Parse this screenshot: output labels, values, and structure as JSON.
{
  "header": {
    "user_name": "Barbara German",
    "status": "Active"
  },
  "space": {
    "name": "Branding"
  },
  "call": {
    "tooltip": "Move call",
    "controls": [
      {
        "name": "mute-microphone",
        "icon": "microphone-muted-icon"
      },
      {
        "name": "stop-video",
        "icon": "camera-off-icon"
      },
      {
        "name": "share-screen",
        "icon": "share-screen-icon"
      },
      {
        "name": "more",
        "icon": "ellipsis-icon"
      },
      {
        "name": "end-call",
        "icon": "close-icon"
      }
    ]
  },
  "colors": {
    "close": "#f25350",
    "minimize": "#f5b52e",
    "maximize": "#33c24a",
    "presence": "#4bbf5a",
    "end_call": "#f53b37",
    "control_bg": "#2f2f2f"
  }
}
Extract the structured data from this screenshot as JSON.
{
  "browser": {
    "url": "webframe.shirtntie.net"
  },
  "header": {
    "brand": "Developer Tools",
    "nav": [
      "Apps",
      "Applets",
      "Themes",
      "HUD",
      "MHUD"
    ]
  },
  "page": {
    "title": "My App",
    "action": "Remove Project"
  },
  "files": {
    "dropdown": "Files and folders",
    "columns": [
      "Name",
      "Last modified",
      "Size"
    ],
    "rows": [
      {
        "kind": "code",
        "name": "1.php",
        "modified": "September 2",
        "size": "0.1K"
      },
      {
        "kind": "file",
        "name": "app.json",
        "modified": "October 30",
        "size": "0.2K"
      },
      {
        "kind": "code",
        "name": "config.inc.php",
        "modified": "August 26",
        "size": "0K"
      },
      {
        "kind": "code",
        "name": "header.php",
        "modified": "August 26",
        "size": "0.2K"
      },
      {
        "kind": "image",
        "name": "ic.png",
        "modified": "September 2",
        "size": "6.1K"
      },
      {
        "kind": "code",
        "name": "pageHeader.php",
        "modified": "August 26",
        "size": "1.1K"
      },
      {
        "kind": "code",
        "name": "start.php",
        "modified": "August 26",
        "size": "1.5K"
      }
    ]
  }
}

**Directions for this task:** Select every line above that contains the word "microphone", and copy it.

**Exercise response:**
        "name": "mute-microphone",
        "icon": "microphone-muted-icon"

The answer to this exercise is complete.